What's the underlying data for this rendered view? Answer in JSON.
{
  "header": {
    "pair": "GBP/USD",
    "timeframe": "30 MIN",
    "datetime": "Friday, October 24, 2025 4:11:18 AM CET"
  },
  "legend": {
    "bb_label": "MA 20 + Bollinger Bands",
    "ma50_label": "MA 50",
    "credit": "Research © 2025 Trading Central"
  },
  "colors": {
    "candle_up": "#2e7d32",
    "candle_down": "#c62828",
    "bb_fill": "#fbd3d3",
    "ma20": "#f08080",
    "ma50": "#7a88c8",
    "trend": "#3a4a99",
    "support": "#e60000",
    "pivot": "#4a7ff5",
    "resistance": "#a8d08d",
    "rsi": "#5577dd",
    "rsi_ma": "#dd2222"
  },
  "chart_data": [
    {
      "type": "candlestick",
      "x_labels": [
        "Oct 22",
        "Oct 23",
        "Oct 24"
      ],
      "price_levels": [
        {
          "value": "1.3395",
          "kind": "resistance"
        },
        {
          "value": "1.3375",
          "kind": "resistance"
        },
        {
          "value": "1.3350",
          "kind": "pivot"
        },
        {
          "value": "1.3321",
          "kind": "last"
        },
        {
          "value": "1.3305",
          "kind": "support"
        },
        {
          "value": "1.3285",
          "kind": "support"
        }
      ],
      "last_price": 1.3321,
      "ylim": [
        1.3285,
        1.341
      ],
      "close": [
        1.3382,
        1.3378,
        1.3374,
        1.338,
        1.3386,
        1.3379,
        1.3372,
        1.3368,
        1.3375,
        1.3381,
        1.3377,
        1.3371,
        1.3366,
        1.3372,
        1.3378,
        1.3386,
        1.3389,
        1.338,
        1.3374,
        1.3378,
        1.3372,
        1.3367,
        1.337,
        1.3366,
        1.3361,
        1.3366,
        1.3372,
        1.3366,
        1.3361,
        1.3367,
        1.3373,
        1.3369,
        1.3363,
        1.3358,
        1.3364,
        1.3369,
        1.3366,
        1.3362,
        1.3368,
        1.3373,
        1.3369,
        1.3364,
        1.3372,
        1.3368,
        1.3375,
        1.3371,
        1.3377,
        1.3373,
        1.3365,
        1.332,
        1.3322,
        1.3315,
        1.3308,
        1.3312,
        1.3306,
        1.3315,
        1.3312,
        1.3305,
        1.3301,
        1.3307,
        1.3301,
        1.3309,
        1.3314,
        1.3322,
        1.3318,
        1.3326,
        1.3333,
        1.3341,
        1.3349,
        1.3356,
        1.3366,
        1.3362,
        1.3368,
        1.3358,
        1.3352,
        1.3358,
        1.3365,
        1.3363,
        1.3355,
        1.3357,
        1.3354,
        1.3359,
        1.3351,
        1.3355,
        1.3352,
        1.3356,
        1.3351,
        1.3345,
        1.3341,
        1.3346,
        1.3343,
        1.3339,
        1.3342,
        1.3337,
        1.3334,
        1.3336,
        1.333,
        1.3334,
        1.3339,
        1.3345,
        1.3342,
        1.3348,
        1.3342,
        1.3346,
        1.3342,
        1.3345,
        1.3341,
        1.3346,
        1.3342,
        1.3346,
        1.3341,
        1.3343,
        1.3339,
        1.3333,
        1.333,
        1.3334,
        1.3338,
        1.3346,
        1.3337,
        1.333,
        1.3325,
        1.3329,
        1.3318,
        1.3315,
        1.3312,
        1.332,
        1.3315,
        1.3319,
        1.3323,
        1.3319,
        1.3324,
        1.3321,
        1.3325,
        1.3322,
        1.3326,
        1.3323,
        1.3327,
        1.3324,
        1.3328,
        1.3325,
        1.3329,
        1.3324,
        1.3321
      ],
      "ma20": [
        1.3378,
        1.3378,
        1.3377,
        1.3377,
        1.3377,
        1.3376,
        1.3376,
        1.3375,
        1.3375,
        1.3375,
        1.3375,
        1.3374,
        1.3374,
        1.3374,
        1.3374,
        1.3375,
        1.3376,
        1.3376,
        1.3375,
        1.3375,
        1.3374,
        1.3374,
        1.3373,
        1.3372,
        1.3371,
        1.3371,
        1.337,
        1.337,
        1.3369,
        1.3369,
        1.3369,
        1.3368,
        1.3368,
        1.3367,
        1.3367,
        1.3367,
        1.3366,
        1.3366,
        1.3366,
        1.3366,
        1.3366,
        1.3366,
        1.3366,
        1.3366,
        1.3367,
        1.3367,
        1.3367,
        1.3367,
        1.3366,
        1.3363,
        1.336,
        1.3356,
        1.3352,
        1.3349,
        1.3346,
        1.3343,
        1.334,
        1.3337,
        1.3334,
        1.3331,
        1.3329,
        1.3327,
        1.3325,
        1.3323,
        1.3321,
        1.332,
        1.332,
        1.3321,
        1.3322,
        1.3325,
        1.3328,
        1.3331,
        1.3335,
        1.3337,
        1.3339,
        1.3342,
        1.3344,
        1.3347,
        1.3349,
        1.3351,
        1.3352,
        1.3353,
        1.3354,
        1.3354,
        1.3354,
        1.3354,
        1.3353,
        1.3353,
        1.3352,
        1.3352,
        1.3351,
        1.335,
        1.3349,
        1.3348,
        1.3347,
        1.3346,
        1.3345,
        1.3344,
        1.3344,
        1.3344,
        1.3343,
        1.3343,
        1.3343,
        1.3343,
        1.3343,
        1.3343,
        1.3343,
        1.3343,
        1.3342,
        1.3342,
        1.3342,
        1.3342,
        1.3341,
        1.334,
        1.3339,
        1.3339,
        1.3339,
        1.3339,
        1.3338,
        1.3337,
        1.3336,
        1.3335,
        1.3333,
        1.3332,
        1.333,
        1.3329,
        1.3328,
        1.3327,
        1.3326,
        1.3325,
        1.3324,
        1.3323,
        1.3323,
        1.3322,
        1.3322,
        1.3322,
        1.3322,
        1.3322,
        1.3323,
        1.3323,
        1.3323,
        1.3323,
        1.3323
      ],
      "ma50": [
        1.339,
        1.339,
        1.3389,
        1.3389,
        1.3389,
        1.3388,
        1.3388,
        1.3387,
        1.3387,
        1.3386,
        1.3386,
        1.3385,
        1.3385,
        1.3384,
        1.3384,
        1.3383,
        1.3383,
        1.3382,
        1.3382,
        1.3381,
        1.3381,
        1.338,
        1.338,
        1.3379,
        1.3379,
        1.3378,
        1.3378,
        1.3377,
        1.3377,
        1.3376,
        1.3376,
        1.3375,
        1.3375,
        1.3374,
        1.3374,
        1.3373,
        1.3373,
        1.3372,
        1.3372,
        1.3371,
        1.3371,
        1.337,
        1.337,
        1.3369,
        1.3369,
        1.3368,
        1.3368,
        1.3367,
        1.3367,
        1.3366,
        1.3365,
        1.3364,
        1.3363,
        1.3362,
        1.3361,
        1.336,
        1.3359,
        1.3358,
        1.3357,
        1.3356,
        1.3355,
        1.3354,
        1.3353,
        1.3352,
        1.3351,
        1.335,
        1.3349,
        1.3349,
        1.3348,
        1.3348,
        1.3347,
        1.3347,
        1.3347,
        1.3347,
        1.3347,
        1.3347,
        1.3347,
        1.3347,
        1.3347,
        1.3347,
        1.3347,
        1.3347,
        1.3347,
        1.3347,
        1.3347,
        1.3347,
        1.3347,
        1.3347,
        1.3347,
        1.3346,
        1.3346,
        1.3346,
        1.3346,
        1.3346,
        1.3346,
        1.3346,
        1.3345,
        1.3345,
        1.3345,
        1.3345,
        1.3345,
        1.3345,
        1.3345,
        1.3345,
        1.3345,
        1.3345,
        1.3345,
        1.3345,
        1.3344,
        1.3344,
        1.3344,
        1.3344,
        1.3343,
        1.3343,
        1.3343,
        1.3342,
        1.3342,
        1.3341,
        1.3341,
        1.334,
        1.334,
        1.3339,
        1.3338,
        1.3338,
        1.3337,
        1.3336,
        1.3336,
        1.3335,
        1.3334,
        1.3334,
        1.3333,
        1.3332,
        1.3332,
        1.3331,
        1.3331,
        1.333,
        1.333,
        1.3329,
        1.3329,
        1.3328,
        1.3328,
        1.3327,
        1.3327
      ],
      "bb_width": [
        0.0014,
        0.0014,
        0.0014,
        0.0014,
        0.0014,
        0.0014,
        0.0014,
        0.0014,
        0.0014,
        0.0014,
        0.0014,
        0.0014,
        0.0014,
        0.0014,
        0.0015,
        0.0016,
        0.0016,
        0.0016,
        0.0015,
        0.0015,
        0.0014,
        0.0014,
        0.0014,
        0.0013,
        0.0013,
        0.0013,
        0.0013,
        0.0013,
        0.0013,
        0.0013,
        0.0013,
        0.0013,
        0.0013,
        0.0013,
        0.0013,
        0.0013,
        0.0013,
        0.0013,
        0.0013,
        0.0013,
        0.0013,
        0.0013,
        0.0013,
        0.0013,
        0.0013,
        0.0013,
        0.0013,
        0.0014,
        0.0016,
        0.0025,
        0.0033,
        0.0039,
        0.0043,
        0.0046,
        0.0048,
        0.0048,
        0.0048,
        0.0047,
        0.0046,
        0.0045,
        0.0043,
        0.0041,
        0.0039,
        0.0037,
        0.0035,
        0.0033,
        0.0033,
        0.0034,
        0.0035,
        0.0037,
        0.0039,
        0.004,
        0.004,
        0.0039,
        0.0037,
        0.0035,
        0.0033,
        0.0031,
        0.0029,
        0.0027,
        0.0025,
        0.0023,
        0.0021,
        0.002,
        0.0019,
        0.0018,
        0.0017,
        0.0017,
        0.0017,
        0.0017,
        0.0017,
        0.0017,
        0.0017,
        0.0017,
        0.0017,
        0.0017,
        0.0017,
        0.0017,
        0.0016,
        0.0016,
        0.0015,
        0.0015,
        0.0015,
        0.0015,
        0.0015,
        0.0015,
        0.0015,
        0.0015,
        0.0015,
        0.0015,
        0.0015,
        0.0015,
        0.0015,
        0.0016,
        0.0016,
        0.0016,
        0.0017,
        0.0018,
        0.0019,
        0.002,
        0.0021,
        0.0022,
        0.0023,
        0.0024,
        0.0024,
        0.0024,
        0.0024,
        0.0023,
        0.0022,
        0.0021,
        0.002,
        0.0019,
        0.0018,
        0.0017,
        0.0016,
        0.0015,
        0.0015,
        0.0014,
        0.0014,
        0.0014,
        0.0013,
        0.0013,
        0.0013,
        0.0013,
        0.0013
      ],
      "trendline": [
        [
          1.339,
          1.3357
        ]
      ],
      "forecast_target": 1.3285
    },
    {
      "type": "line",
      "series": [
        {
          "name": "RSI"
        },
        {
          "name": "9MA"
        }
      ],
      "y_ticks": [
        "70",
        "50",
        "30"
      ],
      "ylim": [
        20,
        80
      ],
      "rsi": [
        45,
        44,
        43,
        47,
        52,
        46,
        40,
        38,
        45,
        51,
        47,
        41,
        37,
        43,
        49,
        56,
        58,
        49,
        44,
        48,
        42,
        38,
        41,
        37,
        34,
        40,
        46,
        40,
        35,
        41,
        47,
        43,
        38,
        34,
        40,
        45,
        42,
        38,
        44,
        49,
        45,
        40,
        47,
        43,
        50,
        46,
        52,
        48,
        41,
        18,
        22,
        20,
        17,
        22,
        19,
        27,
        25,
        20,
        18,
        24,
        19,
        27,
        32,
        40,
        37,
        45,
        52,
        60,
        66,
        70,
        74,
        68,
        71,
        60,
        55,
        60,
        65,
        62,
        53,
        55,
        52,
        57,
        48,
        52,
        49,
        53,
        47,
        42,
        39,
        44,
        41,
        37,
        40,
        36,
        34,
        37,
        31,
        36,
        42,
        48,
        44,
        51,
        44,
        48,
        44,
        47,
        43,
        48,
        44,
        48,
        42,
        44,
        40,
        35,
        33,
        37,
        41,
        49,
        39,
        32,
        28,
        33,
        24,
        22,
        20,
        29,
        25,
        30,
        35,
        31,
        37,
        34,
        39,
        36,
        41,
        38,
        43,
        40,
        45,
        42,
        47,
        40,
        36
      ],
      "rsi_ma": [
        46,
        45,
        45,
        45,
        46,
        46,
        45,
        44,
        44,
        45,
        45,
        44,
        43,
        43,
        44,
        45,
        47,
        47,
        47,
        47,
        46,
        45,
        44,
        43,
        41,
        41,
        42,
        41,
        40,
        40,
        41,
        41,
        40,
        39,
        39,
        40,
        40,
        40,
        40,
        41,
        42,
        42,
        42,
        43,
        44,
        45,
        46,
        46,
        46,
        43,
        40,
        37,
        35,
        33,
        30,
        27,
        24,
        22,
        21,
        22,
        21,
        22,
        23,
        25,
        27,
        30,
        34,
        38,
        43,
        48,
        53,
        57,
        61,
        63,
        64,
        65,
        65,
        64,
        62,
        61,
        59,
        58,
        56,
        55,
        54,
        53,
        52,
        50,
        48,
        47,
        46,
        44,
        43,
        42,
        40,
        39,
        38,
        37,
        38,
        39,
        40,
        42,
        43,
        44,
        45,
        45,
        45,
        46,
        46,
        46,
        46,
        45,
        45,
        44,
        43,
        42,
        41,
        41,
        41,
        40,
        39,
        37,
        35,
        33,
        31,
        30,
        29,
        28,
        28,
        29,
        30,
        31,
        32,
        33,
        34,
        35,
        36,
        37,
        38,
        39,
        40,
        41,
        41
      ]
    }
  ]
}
□ □ □ □
» DIRECTIONS FOR THIS TASK
Go through the listing above and return every line where the word "value" occurs.

» THE SOLUTION
          "value": "1.3395",
          "value": "1.3375",
          "value": "1.3350",
          "value": "1.3321",
          "value": "1.3305",
          "value": "1.3285",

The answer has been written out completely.